__Texto fornecido__:
════

Com esta pergunta, a mim proferida, convidei-lhe para sentar à minha mesa.
Era um domingo de sol, tinha levado a radiola portátil e uns vinis para ouvir no Libanus, tradicional bar aqui de Brasília, já com 30 anos de candango. O som baixinho de Martinho da Vila era suficiente para nós dois nos deliciarmos, e podermos conversar.
Ele era um dos vendedores ambulantes, que frequentam os bares do DF, vendendo a revista Traços. Uma iniciativa super bacana, que divulga a vida de moradores de rua, e a arte contemporânea que rola na cidade, com parte da renda destinada ao custeio de projetos sociais junto a estes moradores, inclusive deles mesmos.
Sentou-se e me fitou, esperando minha resposta.

════

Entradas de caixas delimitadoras
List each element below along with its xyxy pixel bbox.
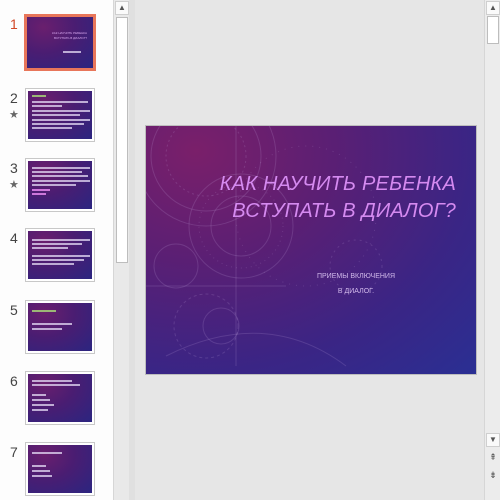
thumbnail-line	[32, 452, 62, 454]
thumbnail-preview	[28, 231, 92, 279]
thumbnail-preview	[28, 303, 92, 351]
thumbnail-text: ВСТУПАТЬ В ДИАЛОГ?	[54, 36, 87, 40]
thumbnail-line	[32, 323, 72, 325]
slide-thumbnail-5[interactable]	[25, 300, 95, 354]
thumbnail-preview	[28, 161, 92, 209]
slide-background-decoration	[146, 126, 383, 367]
thumbnail-line	[32, 310, 56, 312]
thumbnail-row[interactable]: 2 ★	[0, 88, 113, 158]
scroll-down-icon[interactable]: ▼	[486, 433, 500, 447]
scroll-up-icon[interactable]: ▲	[486, 1, 500, 15]
slide-title[interactable]: КАК НАУЧИТЬ РЕБЕНКА ВСТУПАТЬ В ДИАЛОГ?	[206, 171, 456, 225]
thumbnail-line	[32, 394, 46, 396]
slide-number: 7	[10, 444, 18, 460]
next-slide-icon[interactable]: ⇟	[488, 470, 498, 482]
thumbnail-line	[32, 328, 62, 330]
current-slide[interactable]: КАК НАУЧИТЬ РЕБЕНКА ВСТУПАТЬ В ДИАЛОГ? П…	[145, 125, 477, 375]
thumbnail-line	[32, 114, 80, 116]
thumbnail-line	[32, 384, 80, 386]
scrollbar-thumb[interactable]	[116, 17, 128, 263]
thumbnail-line	[32, 399, 50, 401]
previous-slide-icon[interactable]: ⇞	[488, 452, 498, 464]
thumbnail-line	[32, 105, 62, 107]
slide-thumbnail-4[interactable]	[25, 228, 95, 282]
thumbnail-line	[32, 127, 72, 129]
animation-star-icon: ★	[9, 109, 19, 121]
thumbnail-line	[32, 193, 46, 195]
thumbnail-text: КАК НАУЧИТЬ РЕБЕНКА	[52, 31, 87, 35]
thumbnail-row[interactable]: 3 ★	[0, 158, 113, 228]
thumbnail-line	[32, 95, 46, 97]
thumbnail-line	[32, 404, 54, 406]
slide-editing-pane: КАК НАУЧИТЬ РЕБЕНКА ВСТУПАТЬ В ДИАЛОГ? П…	[135, 0, 484, 500]
thumbnail-line	[32, 255, 90, 257]
thumbnail-line	[32, 465, 46, 467]
slide-title-line: ВСТУПАТЬ В ДИАЛОГ?	[232, 200, 456, 222]
slide-number: 2	[10, 90, 18, 106]
thumbnail-line	[32, 180, 90, 182]
thumbnail-line	[32, 189, 50, 191]
thumbnail-line	[32, 167, 90, 169]
thumbnail-row[interactable]: 1 КАК НАУЧИТЬ РЕБЕНКА ВСТУПАТЬ В ДИАЛОГ?	[0, 14, 113, 84]
thumbnail-line	[32, 243, 82, 245]
editor-scrollbar[interactable]: ▲ ▼ ⇞ ⇟	[484, 0, 500, 500]
thumbnail-line	[32, 123, 84, 125]
thumbnail-row[interactable]: 7	[0, 442, 113, 500]
thumbnail-preview	[28, 91, 92, 139]
thumbnail-line	[32, 171, 82, 173]
slide-thumbnail-pane: 1 КАК НАУЧИТЬ РЕБЕНКА ВСТУПАТЬ В ДИАЛОГ?…	[0, 0, 113, 500]
thumbnail-scrollbar[interactable]: ▲	[113, 0, 129, 500]
scroll-up-icon[interactable]: ▲	[115, 1, 129, 15]
slide-thumbnail-6[interactable]	[25, 371, 95, 425]
thumbnail-line	[32, 175, 88, 177]
thumbnail-line	[32, 380, 72, 382]
thumbnail-preview	[28, 445, 92, 493]
thumbnail-preview: КАК НАУЧИТЬ РЕБЕНКА ВСТУПАТЬ В ДИАЛОГ?	[27, 17, 93, 68]
thumbnail-line	[32, 409, 48, 411]
thumbnail-line	[63, 51, 81, 53]
thumbnail-line	[32, 247, 68, 249]
scrollbar-thumb[interactable]	[487, 16, 499, 44]
slide-number: 5	[10, 302, 18, 318]
slide-thumbnail-7[interactable]	[25, 442, 95, 496]
slide-subtitle[interactable]: ПРИЕМЫ ВКЛЮЧЕНИЯ В ДИАЛОГ.	[276, 269, 436, 299]
slide-thumbnail-1[interactable]: КАК НАУЧИТЬ РЕБЕНКА ВСТУПАТЬ В ДИАЛОГ?	[24, 14, 96, 71]
slide-number: 6	[10, 373, 18, 389]
thumbnail-line	[32, 239, 90, 241]
slide-thumbnail-2[interactable]	[25, 88, 95, 142]
slide-thumbnail-3[interactable]	[25, 158, 95, 212]
slide-title-line: КАК НАУЧИТЬ РЕБЕНКА	[219, 173, 456, 195]
slide-number: 1	[10, 16, 18, 32]
thumbnail-line	[32, 475, 52, 477]
thumbnail-row[interactable]: 5	[0, 300, 113, 370]
thumbnail-line	[32, 119, 90, 121]
animation-star-icon: ★	[9, 179, 19, 191]
thumbnail-line	[32, 263, 74, 265]
powerpoint-editor: 1 КАК НАУЧИТЬ РЕБЕНКА ВСТУПАТЬ В ДИАЛОГ?…	[0, 0, 500, 500]
slide-subtitle-line: В ДИАЛОГ.	[337, 288, 375, 295]
thumbnail-row[interactable]: 4	[0, 228, 113, 298]
slide-number: 4	[10, 230, 18, 246]
slide-number: 3	[10, 160, 18, 176]
thumbnail-row[interactable]: 6	[0, 371, 113, 441]
thumbnail-line	[32, 259, 84, 261]
thumbnail-preview	[28, 374, 92, 422]
slide-subtitle-line: ПРИЕМЫ ВКЛЮЧЕНИЯ	[316, 273, 396, 280]
thumbnail-line	[32, 110, 90, 112]
thumbnail-line	[32, 470, 50, 472]
thumbnail-line	[32, 101, 88, 103]
thumbnail-line	[32, 184, 76, 186]
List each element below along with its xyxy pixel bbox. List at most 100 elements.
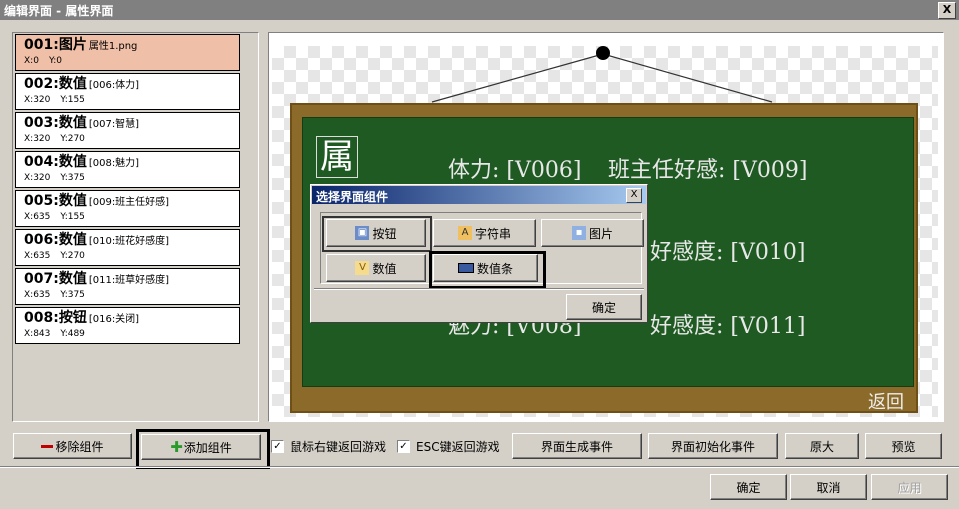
item-number: 006: (24, 232, 59, 248)
dialog-number-button[interactable]: V 数值 (326, 254, 426, 282)
window-titlebar: 编辑界面 - 属性界面 X (0, 0, 959, 20)
item-type: 数值 (58, 232, 87, 248)
stat-teacher-favor: 班主任好感: [V009] (608, 158, 808, 183)
dialog-button-label: 数值 (372, 261, 397, 276)
item-type: 数值 (58, 76, 87, 92)
dialog-button-label: 数值条 (476, 261, 513, 276)
list-item[interactable]: 005:数值 [009:班主任好感] X:635 Y:155 (15, 190, 240, 227)
rightclick-return-checkbox[interactable]: ✓ 鼠标右键返回游戏 (271, 438, 386, 455)
dialog-title: 选择界面组件 (316, 190, 389, 204)
item-y: Y:155 (60, 95, 85, 105)
board-hanger (431, 46, 773, 103)
list-item[interactable]: 006:数值 [010:班花好感度] X:635 Y:270 (15, 229, 240, 266)
item-param: [010:班花好感度] (88, 236, 170, 247)
dialog-string-button[interactable]: A 字符串 (433, 219, 536, 247)
remove-component-button[interactable]: 移除组件 (13, 433, 132, 459)
remove-component-label: 移除组件 (55, 439, 104, 454)
item-x: X:843 (24, 329, 51, 339)
plus-icon: ✚ (170, 438, 183, 456)
cancel-button[interactable]: 取消 (790, 474, 867, 500)
preview-button[interactable]: 预览 (865, 433, 942, 459)
item-type: 数值 (58, 193, 87, 209)
checkbox-check-icon: ✓ (271, 440, 284, 453)
dialog-image-button[interactable]: ▪ 图片 (541, 219, 644, 247)
item-param: [011:班草好感度] (88, 275, 170, 286)
list-item[interactable]: 003:数值 [007:智慧] X:320 Y:270 (15, 112, 240, 149)
stat-favor-v011: 好感度: [V011] (650, 314, 806, 339)
dialog-button-label: 按钮 (372, 226, 397, 241)
list-item[interactable]: 002:数值 [006:体力] X:320 Y:155 (15, 73, 240, 110)
item-param: [007:智慧] (88, 119, 140, 130)
item-type: 按钮 (58, 310, 87, 326)
original-size-label: 原大 (809, 439, 834, 454)
checkbox-check-icon: ✓ (397, 440, 410, 453)
item-number: 008: (24, 310, 59, 326)
dialog-divider (314, 288, 644, 290)
list-item[interactable]: 001:图片 属性1.png X:0 Y:0 (15, 34, 240, 71)
button-icon: ▣ (355, 226, 370, 240)
init-event-label: 界面初始化事件 (670, 439, 755, 454)
item-number: 001: (24, 37, 59, 53)
list-item[interactable]: 004:数值 [008:魅力] X:320 Y:375 (15, 151, 240, 188)
item-number: 003: (24, 115, 59, 131)
item-y: Y:489 (60, 329, 85, 339)
init-event-button[interactable]: 界面初始化事件 (648, 433, 778, 459)
item-type: 数值 (58, 271, 87, 287)
ok-button[interactable]: 确定 (710, 474, 787, 500)
add-component-label: 添加组件 (183, 440, 232, 455)
item-number: 002: (24, 76, 59, 92)
item-number: 005: (24, 193, 59, 209)
string-icon: A (457, 226, 472, 240)
item-y: Y:155 (60, 212, 85, 222)
item-x: X:635 (24, 212, 51, 222)
footer-divider (0, 466, 959, 468)
dialog-button-button[interactable]: ▣ 按钮 (326, 219, 426, 247)
dialog-confirm-button[interactable]: 确定 (566, 294, 642, 320)
window-close-button[interactable]: X (938, 2, 956, 19)
generate-event-label: 界面生成事件 (540, 439, 613, 454)
item-x: X:320 (24, 173, 51, 183)
item-y: Y:270 (60, 251, 85, 261)
window-title: 编辑界面 - 属性界面 (4, 4, 114, 18)
item-y: Y:270 (60, 134, 85, 144)
item-x: X:320 (24, 134, 51, 144)
add-component-button[interactable]: ✚ 添加组件 (141, 434, 261, 460)
dialog-close-button[interactable]: X (626, 188, 642, 203)
esc-return-checkbox[interactable]: ✓ ESC键返回游戏 (397, 438, 500, 455)
dialog-button-label: 字符串 (474, 226, 511, 241)
cancel-label: 取消 (816, 480, 841, 495)
item-type: 图片 (58, 37, 87, 53)
item-x: X:0 (24, 56, 39, 66)
item-number: 004: (24, 154, 59, 170)
item-y: Y:375 (60, 173, 85, 183)
rightclick-return-label: 鼠标右键返回游戏 (290, 440, 387, 454)
stat-stamina: 体力: [V006] (448, 158, 582, 183)
number-bar-icon (457, 263, 474, 273)
list-item[interactable]: 008:按钮 [016:关闭] X:843 Y:489 (15, 307, 240, 344)
item-x: X:635 (24, 290, 51, 300)
preview-label: 预览 (891, 439, 916, 454)
item-x: X:320 (24, 95, 51, 105)
item-param: 属性1.png (88, 41, 138, 52)
stat-favor-v010: 好感度: [V010] (650, 240, 806, 265)
item-param: [009:班主任好感] (88, 197, 170, 208)
dialog-button-label: 图片 (588, 226, 613, 241)
item-type: 数值 (58, 154, 87, 170)
item-y: Y:0 (48, 56, 62, 66)
original-size-button[interactable]: 原大 (785, 433, 859, 459)
list-item[interactable]: 007:数值 [011:班草好感度] X:635 Y:375 (15, 268, 240, 305)
item-number: 007: (24, 271, 59, 287)
dialog-numberbar-button[interactable]: 数值条 (433, 254, 538, 282)
ok-label: 确定 (736, 480, 761, 495)
item-param: [006:体力] (88, 80, 140, 91)
image-icon: ▪ (571, 226, 586, 240)
item-param: [016:关闭] (88, 314, 140, 325)
apply-button[interactable]: 应用 (871, 474, 948, 500)
component-list[interactable]: 001:图片 属性1.png X:0 Y:0 002:数值 [006:体力] X:32… (12, 32, 259, 422)
number-icon: V (355, 261, 370, 275)
minus-icon (41, 444, 54, 448)
back-button-preview: 返回 (868, 392, 904, 413)
attribute-logo: 属 (316, 136, 358, 178)
apply-label: 应用 (897, 480, 922, 495)
generate-event-button[interactable]: 界面生成事件 (512, 433, 642, 459)
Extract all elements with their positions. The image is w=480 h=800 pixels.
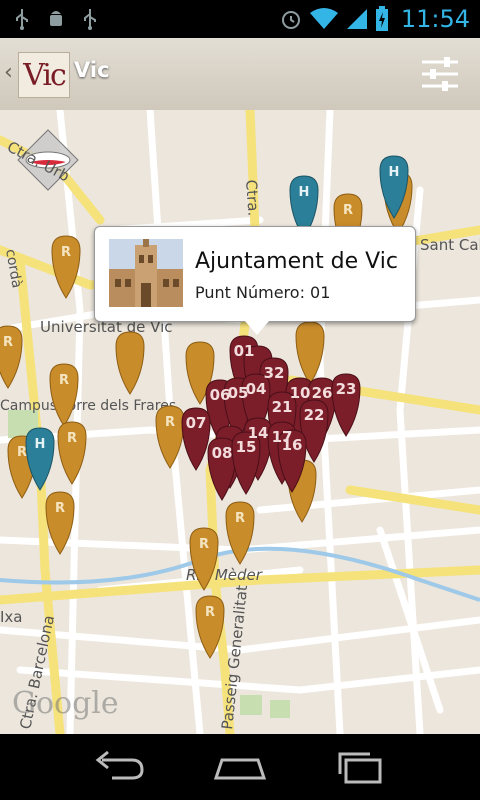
up-caret-icon[interactable]: ‹ <box>4 60 13 85</box>
svg-text:R: R <box>61 245 71 260</box>
poi-thumbnail <box>109 239 183 307</box>
svg-text:R: R <box>235 511 245 526</box>
svg-text:R: R <box>343 203 353 218</box>
wifi-icon <box>309 8 338 29</box>
marker-label: 15 <box>236 438 257 456</box>
marker-label: 23 <box>336 380 357 398</box>
home-button[interactable] <box>210 746 270 786</box>
marker-label: 21 <box>272 398 293 416</box>
page-title: Vic <box>74 58 110 82</box>
svg-text:R: R <box>165 415 175 430</box>
marker-label: 10 <box>290 384 311 402</box>
filter-settings-button[interactable] <box>420 54 460 94</box>
back-button[interactable] <box>90 746 150 786</box>
svg-text:R: R <box>67 431 77 446</box>
android-debug-icon <box>50 11 62 26</box>
svg-text:R: R <box>55 501 65 516</box>
status-bar: 11:54 <box>0 0 480 38</box>
info-window-pointer <box>245 321 269 335</box>
alarm-icon <box>281 11 300 29</box>
svg-text:R: R <box>17 445 27 460</box>
app-logo[interactable]: Vic <box>18 52 70 98</box>
map-label-ctra-top: Ctra. <box>242 179 263 217</box>
svg-text:R: R <box>59 373 69 388</box>
notification-icons <box>14 8 98 30</box>
svg-text:R: R <box>205 605 215 620</box>
marker-label: 22 <box>304 406 325 424</box>
usb-icon <box>84 9 96 30</box>
svg-text:R: R <box>3 335 13 350</box>
marker-info-window[interactable]: Ajuntament de Vic Punt Número: 01 <box>94 226 416 335</box>
google-logo: Google <box>12 686 119 721</box>
restaurant-marker <box>115 331 145 395</box>
marker-label: 04 <box>246 380 267 398</box>
usb-icon <box>16 9 28 30</box>
map-label-ixa: Ixa <box>0 608 23 626</box>
system-icons: 11:54 <box>279 5 470 33</box>
signal-icon <box>346 9 367 29</box>
map-label-cat: Sant Cal <box>420 236 480 254</box>
svg-text:R: R <box>199 537 209 552</box>
info-window-subtitle: Punt Número: 01 <box>195 283 331 302</box>
svg-text:H: H <box>299 185 310 200</box>
marker-label: 16 <box>282 436 303 454</box>
logo-text: Vic <box>23 57 67 93</box>
marker-label: 26 <box>312 384 333 402</box>
svg-text:H: H <box>389 165 400 180</box>
action-bar: ‹ Vic Vic <box>0 38 480 111</box>
map-canvas[interactable]: Universitat de Vic Campus Torre dels Fra… <box>0 110 480 734</box>
svg-text:H: H <box>35 437 46 452</box>
info-window-title: Ajuntament de Vic <box>195 249 398 274</box>
navigation-bar <box>0 734 480 800</box>
marker-label: 32 <box>264 364 285 382</box>
marker-label: 01 <box>234 342 255 360</box>
map-label-campus: Campus Torre dels Frares <box>0 398 176 414</box>
battery-charging-icon <box>375 6 388 31</box>
clock: 11:54 <box>400 5 470 33</box>
marker-label: 08 <box>212 444 233 462</box>
recents-button[interactable] <box>330 746 390 786</box>
map-view[interactable]: Universitat de Vic Campus Torre dels Fra… <box>0 110 480 734</box>
marker-label: 07 <box>186 414 207 432</box>
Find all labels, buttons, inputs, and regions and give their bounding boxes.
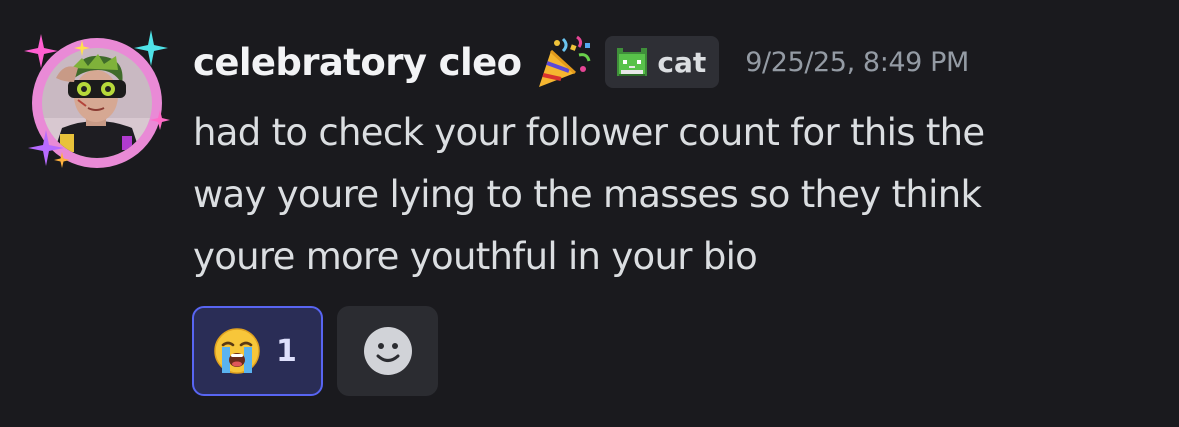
pixel-cat-icon: [617, 48, 648, 76]
reaction-button[interactable]: 1: [192, 306, 323, 396]
reactions-bar: 1: [192, 306, 438, 396]
avatar[interactable]: [24, 30, 170, 176]
sparkle-icon: [150, 110, 170, 130]
username[interactable]: celebratory cleo: [193, 41, 522, 84]
message-text-line: youre more youthful in your bio: [193, 235, 758, 278]
sparkle-icon: [134, 30, 168, 66]
chat-message: celebratory cleo cat 9/25/25, 8:49 PM ha…: [0, 0, 1179, 427]
server-tag[interactable]: cat: [605, 36, 720, 88]
smiley-add-reaction-icon: [363, 327, 412, 375]
party-popper-icon: [539, 35, 591, 87]
add-reaction-button[interactable]: [337, 306, 438, 396]
message-text-line: way youre lying to the masses so they th…: [193, 173, 982, 216]
server-tag-label: cat: [657, 45, 707, 79]
message-text-line: had to check your follower count for thi…: [193, 111, 985, 154]
message-content: had to check your follower count for thi…: [193, 102, 1153, 288]
reaction-count: 1: [276, 333, 297, 369]
message-header: celebratory cleo cat 9/25/25, 8:49 PM: [193, 30, 969, 94]
sparkle-icon: [74, 40, 90, 56]
sparkle-icon: [24, 34, 58, 68]
sparkle-icon: [54, 152, 70, 168]
message-timestamp[interactable]: 9/25/25, 8:49 PM: [745, 47, 969, 78]
loudly-crying-face-icon: [214, 328, 260, 374]
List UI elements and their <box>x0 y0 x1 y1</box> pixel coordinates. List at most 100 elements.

════

__A fazer__:
A. Reproduza, por favor, o trecho do relato sobre o vendedor da revista Traços que vai de "Com esta pergunta, a" até "e podermos conversar.".
B. Escreva a continuação do relato sobre o vendedor da revista Traços a partir da última frase apresentada.

__Respostas finais__:
A.
Com esta pergunta, a mim proferida, convidei-lhe para sentar à minha mesa.
Era um domingo de sol, tinha levado a radiola portátil e uns vinis para ouvir no Libanus, tradicional bar aqui de Brasília, já com 30 anos de candango. O som baixinho de Martinho da Vila era suficiente para nós dois nos deliciarmos, e podermos conversar.

B.
Sorridente, disse-lhe que tempo algum. Aí, ele abriu um sorriso maroto, e disse: "Acertou!"
Bem ainda não sei se acertei, e ele só queria me agradar. Só sei que fez sentido para mim.
Tem como colocar nas métricas de um relógio o tempo da espera?
Jamais!
A mãe que espera o filho nascer, não espera nove meses. Espera por séculos aquele encontro.
O jovem que esperou por dois anos ser chamado para um concurso, esperou por dois anos? Nada disso, foram duas décadas.
Um casal que vive os afetos de amores à distancia, quando se encontram, por míseras duas horas, são duas horas, ou dois segundos, a percepção da frugalidade e rapidez da eternidade do que ali ocorreu?
Bobinho somos nós de querer entender o tempo usando para isso relógios.
Relógios apenas marcam o tempo das coisas. Não medem o tempo das poesias, das buscas, das culpas, das esperas, das graças e desgraças.
Na mesa ao lado, dois músicos se encontram. Um ainda se levantando da perfomance que fez durante a madrugada. Outro, preparando-se para mais tarde fazer a sua.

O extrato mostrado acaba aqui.